__RAW RECORDS__.
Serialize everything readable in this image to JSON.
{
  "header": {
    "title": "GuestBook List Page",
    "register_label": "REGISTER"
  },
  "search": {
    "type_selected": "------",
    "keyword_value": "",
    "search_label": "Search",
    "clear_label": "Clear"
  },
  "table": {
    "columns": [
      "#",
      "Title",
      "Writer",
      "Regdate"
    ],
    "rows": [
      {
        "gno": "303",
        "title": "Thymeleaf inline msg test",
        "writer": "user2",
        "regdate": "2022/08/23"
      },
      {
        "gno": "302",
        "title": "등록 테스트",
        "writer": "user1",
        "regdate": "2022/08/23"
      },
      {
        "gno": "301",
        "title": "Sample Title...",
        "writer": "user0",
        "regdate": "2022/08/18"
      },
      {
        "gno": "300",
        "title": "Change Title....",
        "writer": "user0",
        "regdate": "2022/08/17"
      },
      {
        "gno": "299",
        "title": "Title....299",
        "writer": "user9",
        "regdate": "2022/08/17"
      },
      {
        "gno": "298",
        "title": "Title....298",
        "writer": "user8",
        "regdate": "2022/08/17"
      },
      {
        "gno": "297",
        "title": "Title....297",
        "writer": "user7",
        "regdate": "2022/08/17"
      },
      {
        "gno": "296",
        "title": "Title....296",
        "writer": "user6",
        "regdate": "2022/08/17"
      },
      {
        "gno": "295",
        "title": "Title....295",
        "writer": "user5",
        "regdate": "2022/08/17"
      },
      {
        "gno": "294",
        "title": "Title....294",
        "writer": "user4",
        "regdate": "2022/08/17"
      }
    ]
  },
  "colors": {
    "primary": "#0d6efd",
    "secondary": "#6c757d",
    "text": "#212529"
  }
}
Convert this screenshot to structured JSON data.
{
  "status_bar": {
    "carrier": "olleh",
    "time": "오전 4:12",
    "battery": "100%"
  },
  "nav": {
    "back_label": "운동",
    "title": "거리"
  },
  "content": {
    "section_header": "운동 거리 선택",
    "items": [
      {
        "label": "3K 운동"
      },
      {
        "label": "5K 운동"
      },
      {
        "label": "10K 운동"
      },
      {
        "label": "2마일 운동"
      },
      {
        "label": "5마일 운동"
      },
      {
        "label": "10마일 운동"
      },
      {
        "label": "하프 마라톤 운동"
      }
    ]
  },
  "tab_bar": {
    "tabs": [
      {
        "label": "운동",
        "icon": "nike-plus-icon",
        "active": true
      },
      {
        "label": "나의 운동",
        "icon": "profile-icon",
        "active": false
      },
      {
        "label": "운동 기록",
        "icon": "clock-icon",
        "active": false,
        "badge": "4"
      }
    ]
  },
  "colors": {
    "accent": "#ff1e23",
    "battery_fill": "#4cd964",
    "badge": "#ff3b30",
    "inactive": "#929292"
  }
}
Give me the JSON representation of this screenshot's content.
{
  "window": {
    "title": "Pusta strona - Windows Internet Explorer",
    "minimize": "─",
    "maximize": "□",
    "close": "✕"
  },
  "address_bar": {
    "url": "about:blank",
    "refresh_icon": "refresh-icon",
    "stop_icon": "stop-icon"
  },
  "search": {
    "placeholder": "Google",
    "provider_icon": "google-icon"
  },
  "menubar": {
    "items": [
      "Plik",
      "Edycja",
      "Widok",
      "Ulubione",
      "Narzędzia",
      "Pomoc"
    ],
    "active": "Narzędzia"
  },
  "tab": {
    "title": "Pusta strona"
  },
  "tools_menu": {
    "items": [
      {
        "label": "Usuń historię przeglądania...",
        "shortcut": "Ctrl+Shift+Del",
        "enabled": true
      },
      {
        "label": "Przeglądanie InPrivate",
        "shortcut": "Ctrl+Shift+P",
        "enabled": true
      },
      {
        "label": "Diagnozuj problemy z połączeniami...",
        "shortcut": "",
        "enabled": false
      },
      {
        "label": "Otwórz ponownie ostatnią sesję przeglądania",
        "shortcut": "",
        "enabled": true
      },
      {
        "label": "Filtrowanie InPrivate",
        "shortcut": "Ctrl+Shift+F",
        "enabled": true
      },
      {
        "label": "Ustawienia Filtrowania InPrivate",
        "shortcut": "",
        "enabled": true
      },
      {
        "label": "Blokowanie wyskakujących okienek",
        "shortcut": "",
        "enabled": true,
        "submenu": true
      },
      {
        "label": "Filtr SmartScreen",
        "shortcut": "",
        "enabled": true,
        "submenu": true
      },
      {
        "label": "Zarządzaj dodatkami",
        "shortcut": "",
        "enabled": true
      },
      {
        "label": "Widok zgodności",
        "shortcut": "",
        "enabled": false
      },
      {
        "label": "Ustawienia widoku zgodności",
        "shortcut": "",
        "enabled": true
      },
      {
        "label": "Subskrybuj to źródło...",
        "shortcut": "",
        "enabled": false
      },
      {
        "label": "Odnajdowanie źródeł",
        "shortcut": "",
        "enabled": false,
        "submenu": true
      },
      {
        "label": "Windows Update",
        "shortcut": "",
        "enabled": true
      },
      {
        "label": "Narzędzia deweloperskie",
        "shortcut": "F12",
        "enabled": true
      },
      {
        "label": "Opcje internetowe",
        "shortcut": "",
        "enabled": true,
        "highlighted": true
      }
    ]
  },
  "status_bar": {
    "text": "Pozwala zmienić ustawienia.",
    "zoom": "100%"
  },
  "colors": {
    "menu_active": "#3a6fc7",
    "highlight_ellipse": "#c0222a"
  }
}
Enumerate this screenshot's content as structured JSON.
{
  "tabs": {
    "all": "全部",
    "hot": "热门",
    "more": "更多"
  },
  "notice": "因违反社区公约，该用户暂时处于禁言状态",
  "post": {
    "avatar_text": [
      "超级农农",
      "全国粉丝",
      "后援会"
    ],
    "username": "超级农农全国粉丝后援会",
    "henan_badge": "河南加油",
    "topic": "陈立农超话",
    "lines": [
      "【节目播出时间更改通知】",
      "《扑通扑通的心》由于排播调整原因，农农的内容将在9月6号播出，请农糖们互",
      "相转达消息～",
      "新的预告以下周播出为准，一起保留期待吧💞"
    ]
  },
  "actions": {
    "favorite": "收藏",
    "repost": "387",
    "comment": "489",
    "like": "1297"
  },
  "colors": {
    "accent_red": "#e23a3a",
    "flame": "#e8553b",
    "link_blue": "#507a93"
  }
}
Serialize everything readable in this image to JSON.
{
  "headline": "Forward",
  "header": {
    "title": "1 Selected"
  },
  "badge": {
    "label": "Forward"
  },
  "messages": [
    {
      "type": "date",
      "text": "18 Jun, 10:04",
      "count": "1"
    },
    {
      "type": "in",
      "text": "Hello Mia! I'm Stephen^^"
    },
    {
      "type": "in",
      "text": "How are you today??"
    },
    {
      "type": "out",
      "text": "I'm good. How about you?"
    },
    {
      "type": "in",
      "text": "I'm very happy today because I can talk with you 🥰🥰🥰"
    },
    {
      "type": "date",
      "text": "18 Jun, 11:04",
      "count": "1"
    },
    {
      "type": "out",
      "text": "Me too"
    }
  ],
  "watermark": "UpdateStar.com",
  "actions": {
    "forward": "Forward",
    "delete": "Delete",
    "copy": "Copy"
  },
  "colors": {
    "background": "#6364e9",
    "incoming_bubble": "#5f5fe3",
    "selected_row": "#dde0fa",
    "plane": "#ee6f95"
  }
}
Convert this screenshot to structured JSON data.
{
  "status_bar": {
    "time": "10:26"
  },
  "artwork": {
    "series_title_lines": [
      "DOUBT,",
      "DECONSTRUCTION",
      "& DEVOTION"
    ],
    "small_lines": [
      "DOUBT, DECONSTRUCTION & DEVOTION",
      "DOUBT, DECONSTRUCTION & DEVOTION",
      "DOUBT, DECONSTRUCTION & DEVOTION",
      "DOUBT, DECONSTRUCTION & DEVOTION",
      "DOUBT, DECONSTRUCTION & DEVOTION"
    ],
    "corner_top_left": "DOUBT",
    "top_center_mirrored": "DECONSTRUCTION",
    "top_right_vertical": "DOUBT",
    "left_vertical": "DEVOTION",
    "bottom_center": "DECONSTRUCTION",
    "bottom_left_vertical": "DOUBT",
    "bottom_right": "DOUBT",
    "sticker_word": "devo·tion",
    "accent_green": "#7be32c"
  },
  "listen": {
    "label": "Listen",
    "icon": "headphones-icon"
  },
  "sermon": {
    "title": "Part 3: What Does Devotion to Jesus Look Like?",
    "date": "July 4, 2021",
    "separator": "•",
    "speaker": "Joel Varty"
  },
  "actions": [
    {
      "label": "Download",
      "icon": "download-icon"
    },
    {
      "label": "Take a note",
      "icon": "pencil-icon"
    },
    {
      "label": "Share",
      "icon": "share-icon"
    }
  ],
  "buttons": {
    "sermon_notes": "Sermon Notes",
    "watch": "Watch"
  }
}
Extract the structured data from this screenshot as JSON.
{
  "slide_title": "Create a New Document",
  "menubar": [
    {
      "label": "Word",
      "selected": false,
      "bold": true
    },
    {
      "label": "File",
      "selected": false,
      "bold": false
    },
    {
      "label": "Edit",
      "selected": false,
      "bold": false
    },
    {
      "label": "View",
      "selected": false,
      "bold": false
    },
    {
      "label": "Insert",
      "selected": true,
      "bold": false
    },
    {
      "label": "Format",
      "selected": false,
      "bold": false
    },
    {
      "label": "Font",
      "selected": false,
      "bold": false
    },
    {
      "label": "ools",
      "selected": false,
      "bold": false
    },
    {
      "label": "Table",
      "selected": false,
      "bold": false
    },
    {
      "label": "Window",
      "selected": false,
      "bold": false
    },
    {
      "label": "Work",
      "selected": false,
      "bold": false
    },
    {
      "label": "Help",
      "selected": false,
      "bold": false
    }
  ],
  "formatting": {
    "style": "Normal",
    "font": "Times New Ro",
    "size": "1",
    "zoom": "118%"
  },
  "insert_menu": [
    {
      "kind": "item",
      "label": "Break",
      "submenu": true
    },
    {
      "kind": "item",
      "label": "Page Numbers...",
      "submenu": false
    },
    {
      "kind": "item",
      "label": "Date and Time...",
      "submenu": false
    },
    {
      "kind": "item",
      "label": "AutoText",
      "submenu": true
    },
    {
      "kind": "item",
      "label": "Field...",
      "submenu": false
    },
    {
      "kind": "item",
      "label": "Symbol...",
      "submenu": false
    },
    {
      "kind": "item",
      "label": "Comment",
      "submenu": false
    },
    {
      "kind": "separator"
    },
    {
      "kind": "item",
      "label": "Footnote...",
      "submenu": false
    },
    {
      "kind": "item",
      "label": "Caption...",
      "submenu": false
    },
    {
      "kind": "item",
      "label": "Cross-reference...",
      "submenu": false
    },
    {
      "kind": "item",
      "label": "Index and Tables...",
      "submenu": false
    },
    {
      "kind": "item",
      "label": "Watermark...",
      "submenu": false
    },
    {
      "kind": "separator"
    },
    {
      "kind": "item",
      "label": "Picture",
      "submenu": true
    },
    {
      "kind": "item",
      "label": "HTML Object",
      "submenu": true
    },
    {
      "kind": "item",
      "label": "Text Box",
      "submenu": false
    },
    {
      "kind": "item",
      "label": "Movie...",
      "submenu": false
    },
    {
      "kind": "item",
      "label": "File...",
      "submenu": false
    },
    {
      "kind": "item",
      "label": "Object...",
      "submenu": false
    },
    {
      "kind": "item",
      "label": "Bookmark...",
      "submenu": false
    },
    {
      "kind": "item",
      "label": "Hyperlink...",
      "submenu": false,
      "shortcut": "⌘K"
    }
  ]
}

__TASK__. In the records above, locate every line with the string "Pusta" and copy it.

__ANSWER TO THIS PROBLEM__.
    "title": "Pusta strona - Windows Internet Explorer",
    "title": "Pusta strona"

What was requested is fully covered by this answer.